- What to do: Here are some records; quote them exactly, leaving out the pictures.

################

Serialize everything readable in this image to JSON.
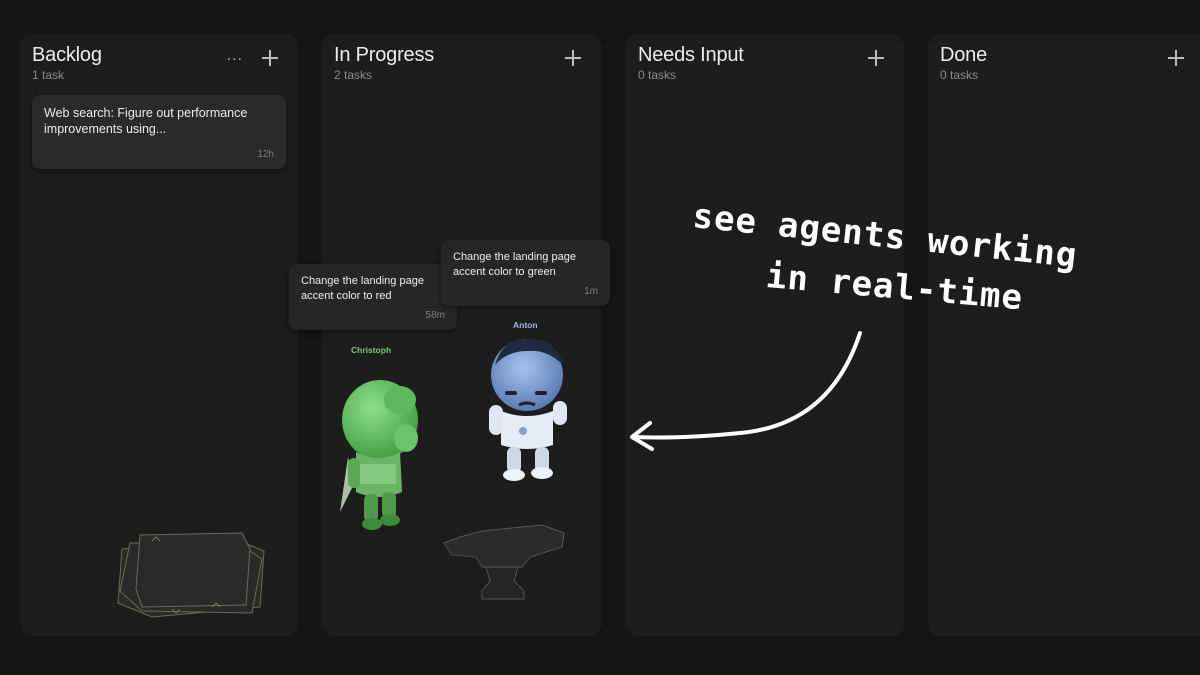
{
  "columns": [
    {
      "title": "Backlog",
      "count": "1 task",
      "more": "..."
    },
    {
      "title": "In Progress",
      "count": "2 tasks"
    },
    {
      "title": "Needs Input",
      "count": "0 tasks"
    },
    {
      "title": "Done",
      "count": "0 tasks"
    }
  ],
  "backlog_card": {
    "text": "Web search: Figure out performance improvements using...",
    "time": "12h"
  },
  "progress_cards": [
    {
      "text": "Change the landing page accent color to red",
      "time": "58m"
    },
    {
      "text": "Change the landing page accent color to green",
      "time": "1m"
    }
  ],
  "agents": [
    {
      "name": "Christoph",
      "color": "#7ec77a"
    },
    {
      "name": "Anton",
      "color": "#9fb7e6"
    }
  ],
  "annotation": {
    "line1": "see agents working",
    "line2": "in real-time"
  }
}
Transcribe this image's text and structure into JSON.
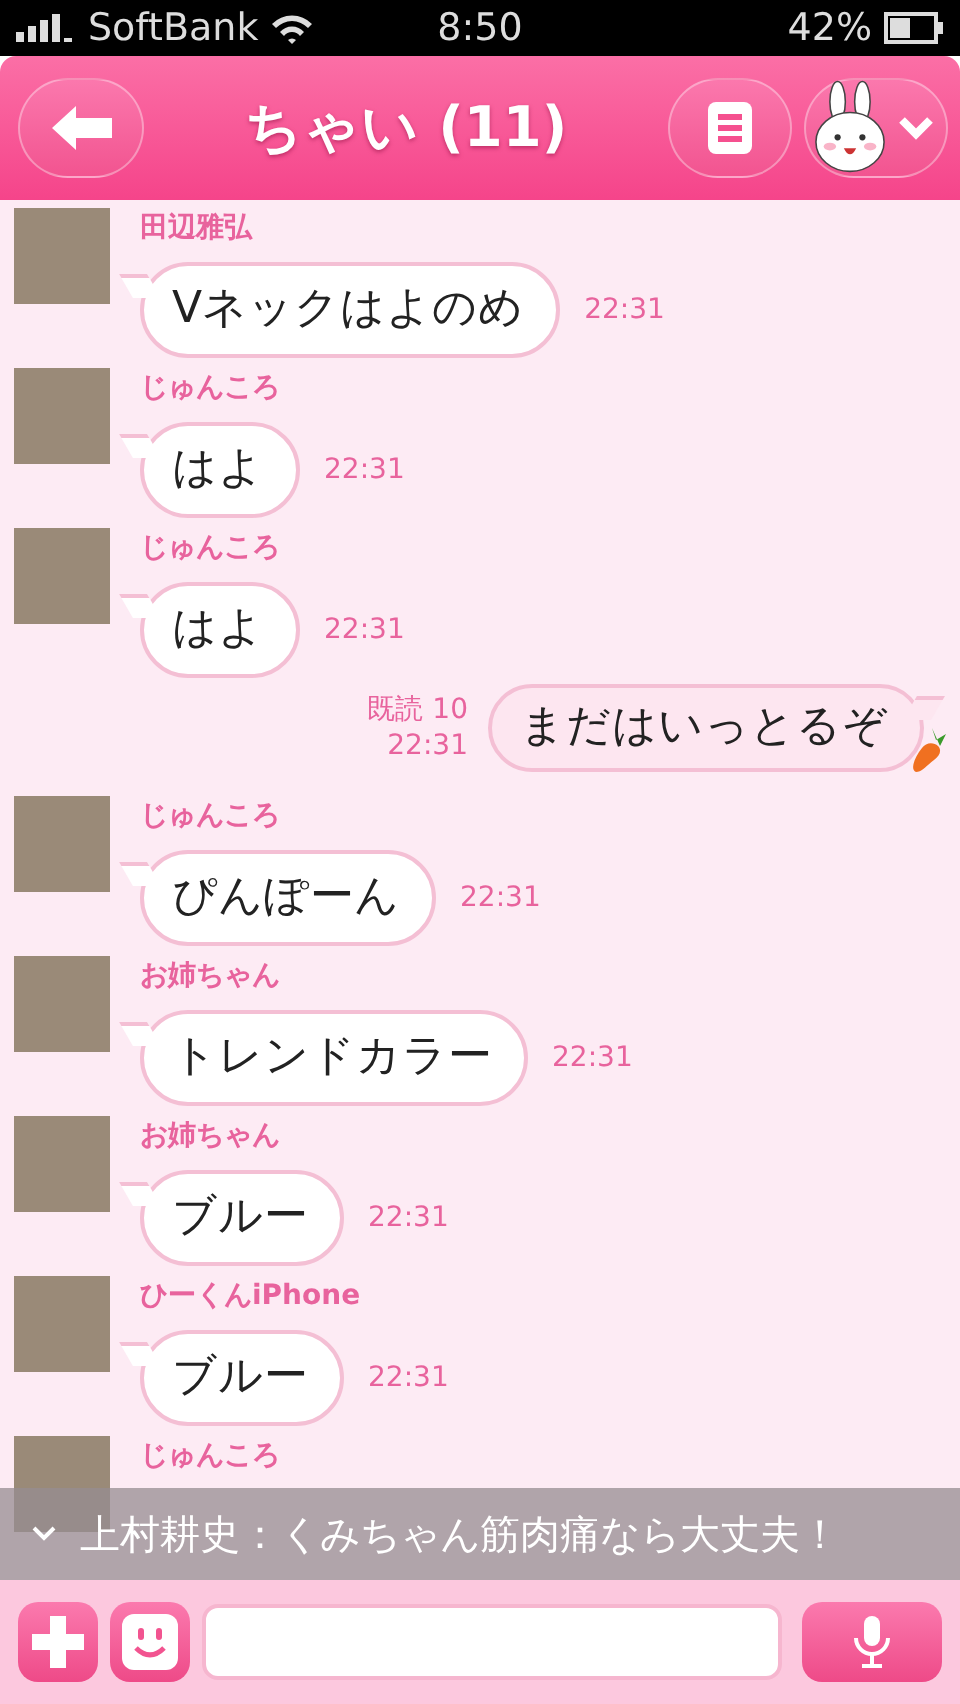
{
  "status_bar": {
    "carrier": "SoftBank",
    "time": "8:50",
    "battery": "42%"
  },
  "header": {
    "title": "ちゃい (11)"
  },
  "messages": [
    {
      "kind": "incoming",
      "sender": "田辺雅弘",
      "text": "Vネックはよのめ",
      "time": "22:31"
    },
    {
      "kind": "incoming",
      "sender": "じゅんころ",
      "text": "はよ",
      "time": "22:31"
    },
    {
      "kind": "incoming",
      "sender": "じゅんころ",
      "text": "はよ",
      "time": "22:31"
    },
    {
      "kind": "outgoing",
      "read": "既読 10",
      "text": "まだはいっとるぞ",
      "time": "22:31"
    },
    {
      "kind": "incoming",
      "sender": "じゅんころ",
      "text": "ぴんぽーん",
      "time": "22:31"
    },
    {
      "kind": "incoming",
      "sender": "お姉ちゃん",
      "text": "トレンドカラー",
      "time": "22:31"
    },
    {
      "kind": "incoming",
      "sender": "お姉ちゃん",
      "text": "ブルー",
      "time": "22:31"
    },
    {
      "kind": "incoming",
      "sender": "ひーくんiPhone",
      "text": "ブルー",
      "time": "22:31"
    },
    {
      "kind": "incoming",
      "sender": "じゅんころ"
    }
  ],
  "notification": {
    "text": "上村耕史：くみちゃん筋肉痛なら大丈夫！"
  }
}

################

- Solved exercise:
Serialize everything readable in this image to JSON.
{
  "columns": [
    {
      "title": "Backlog",
      "count": "1 task",
      "more": "..."
    },
    {
      "title": "In Progress",
      "count": "2 tasks"
    },
    {
      "title": "Needs Input",
      "count": "0 tasks"
    },
    {
      "title": "Done",
      "count": "0 tasks"
    }
  ],
  "backlog_card": {
    "text": "Web search: Figure out performance improvements using...",
    "time": "12h"
  },
  "progress_cards": [
    {
      "text": "Change the landing page accent color to red",
      "time": "58m"
    },
    {
      "text": "Change the landing page accent color to green",
      "time": "1m"
    }
  ],
  "agents": [
    {
      "name": "Christoph",
      "color": "#7ec77a"
    },
    {
      "name": "Anton",
      "color": "#9fb7e6"
    }
  ],
  "annotation": {
    "line1": "see agents working",
    "line2": "in real-time"
  }
}
Transcribe this image's text and structure into JSON.
{
  "status_bar": {
    "carrier": "SoftBank",
    "time": "8:50",
    "battery": "42%"
  },
  "header": {
    "title": "ちゃい (11)"
  },
  "messages": [
    {
      "kind": "incoming",
      "sender": "田辺雅弘",
      "text": "Vネックはよのめ",
      "time": "22:31"
    },
    {
      "kind": "incoming",
      "sender": "じゅんころ",
      "text": "はよ",
      "time": "22:31"
    },
    {
      "kind": "incoming",
      "sender": "じゅんころ",
      "text": "はよ",
      "time": "22:31"
    },
    {
      "kind": "outgoing",
      "read": "既読 10",
      "text": "まだはいっとるぞ",
      "time": "22:31"
    },
    {
      "kind": "incoming",
      "sender": "じゅんころ",
      "text": "ぴんぽーん",
      "time": "22:31"
    },
    {
      "kind": "incoming",
      "sender": "お姉ちゃん",
      "text": "トレンドカラー",
      "time": "22:31"
    },
    {
      "kind": "incoming",
      "sender": "お姉ちゃん",
      "text": "ブルー",
      "time": "22:31"
    },
    {
      "kind": "incoming",
      "sender": "ひーくんiPhone",
      "text": "ブルー",
      "time": "22:31"
    },
    {
      "kind": "incoming",
      "sender": "じゅんころ"
    }
  ],
  "notification": {
    "text": "上村耕史：くみちゃん筋肉痛なら大丈夫！"
  }
}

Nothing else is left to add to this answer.